-- TASK DIRECTIONS --
Every line of the listing must be reproduced as it stands. Leave the images behind.

-- GIVEN RECORDS --
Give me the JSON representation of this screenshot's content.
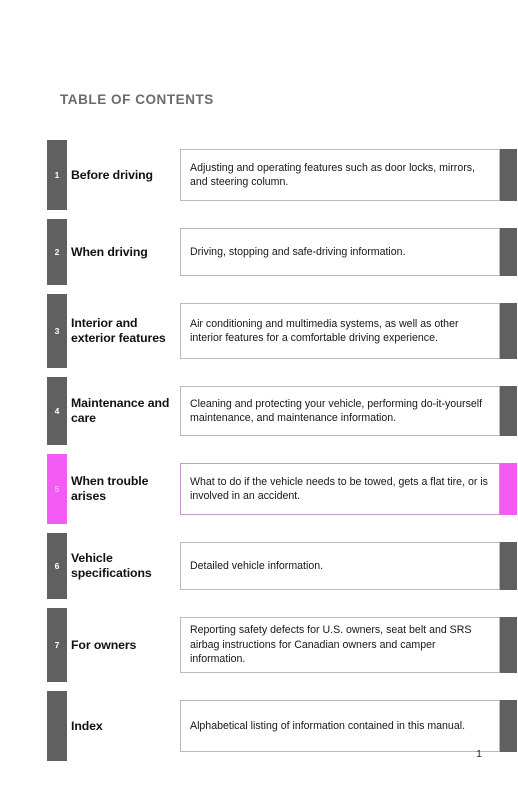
{
  "document": {
    "title": "TABLE OF CONTENTS",
    "page_number": "1"
  },
  "colors": {
    "tab_default": "#606060",
    "tab_active": "#f45bf4",
    "heading_text": "#6b6b6b",
    "box_border": "#b9b9b9",
    "box_border_active": "#c89ac3",
    "page_background": "#ffffff"
  },
  "contents": {
    "rows": [
      {
        "number": "1",
        "title": "Before driving",
        "description": "Adjusting and operating features such as door locks, mirrors, and steering column.",
        "active": false
      },
      {
        "number": "2",
        "title": "When driving",
        "description": "Driving, stopping and safe-driving information.",
        "active": false
      },
      {
        "number": "3",
        "title": "Interior and exterior features",
        "description": "Air conditioning and multimedia systems, as well as other interior features for a comfortable driving experience.",
        "active": false
      },
      {
        "number": "4",
        "title": "Maintenance and care",
        "description": "Cleaning and protecting your vehicle, performing do-it-yourself maintenance, and maintenance information.",
        "active": false
      },
      {
        "number": "5",
        "title": "When trouble arises",
        "description": "What to do if the vehicle needs to be towed, gets a flat tire, or is involved in an accident.",
        "active": true
      },
      {
        "number": "6",
        "title": "Vehicle specifications",
        "description": "Detailed vehicle information.",
        "active": false
      },
      {
        "number": "7",
        "title": "For owners",
        "description": "Reporting safety defects for U.S. owners, seat belt and SRS airbag instructions for Canadian owners and camper information.",
        "active": false
      },
      {
        "number": "",
        "title": "Index",
        "description": "Alphabetical listing of information contained in this manual.",
        "active": false
      }
    ]
  }
}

-- PROBLEM SOLUTION --
Give me the JSON representation of this screenshot's content.
{
  "document": {
    "title": "TABLE OF CONTENTS",
    "page_number": "1"
  },
  "colors": {
    "tab_default": "#606060",
    "tab_active": "#f45bf4",
    "heading_text": "#6b6b6b",
    "box_border": "#b9b9b9",
    "box_border_active": "#c89ac3",
    "page_background": "#ffffff"
  },
  "contents": {
    "rows": [
      {
        "number": "1",
        "title": "Before driving",
        "description": "Adjusting and operating features such as door locks, mirrors, and steering column.",
        "active": false
      },
      {
        "number": "2",
        "title": "When driving",
        "description": "Driving, stopping and safe-driving information.",
        "active": false
      },
      {
        "number": "3",
        "title": "Interior and exterior features",
        "description": "Air conditioning and multimedia systems, as well as other interior features for a comfortable driving experience.",
        "active": false
      },
      {
        "number": "4",
        "title": "Maintenance and care",
        "description": "Cleaning and protecting your vehicle, performing do-it-yourself maintenance, and maintenance information.",
        "active": false
      },
      {
        "number": "5",
        "title": "When trouble arises",
        "description": "What to do if the vehicle needs to be towed, gets a flat tire, or is involved in an accident.",
        "active": true
      },
      {
        "number": "6",
        "title": "Vehicle specifications",
        "description": "Detailed vehicle information.",
        "active": false
      },
      {
        "number": "7",
        "title": "For owners",
        "description": "Reporting safety defects for U.S. owners, seat belt and SRS airbag instructions for Canadian owners and camper information.",
        "active": false
      },
      {
        "number": "",
        "title": "Index",
        "description": "Alphabetical listing of information contained in this manual.",
        "active": false
      }
    ]
  }
}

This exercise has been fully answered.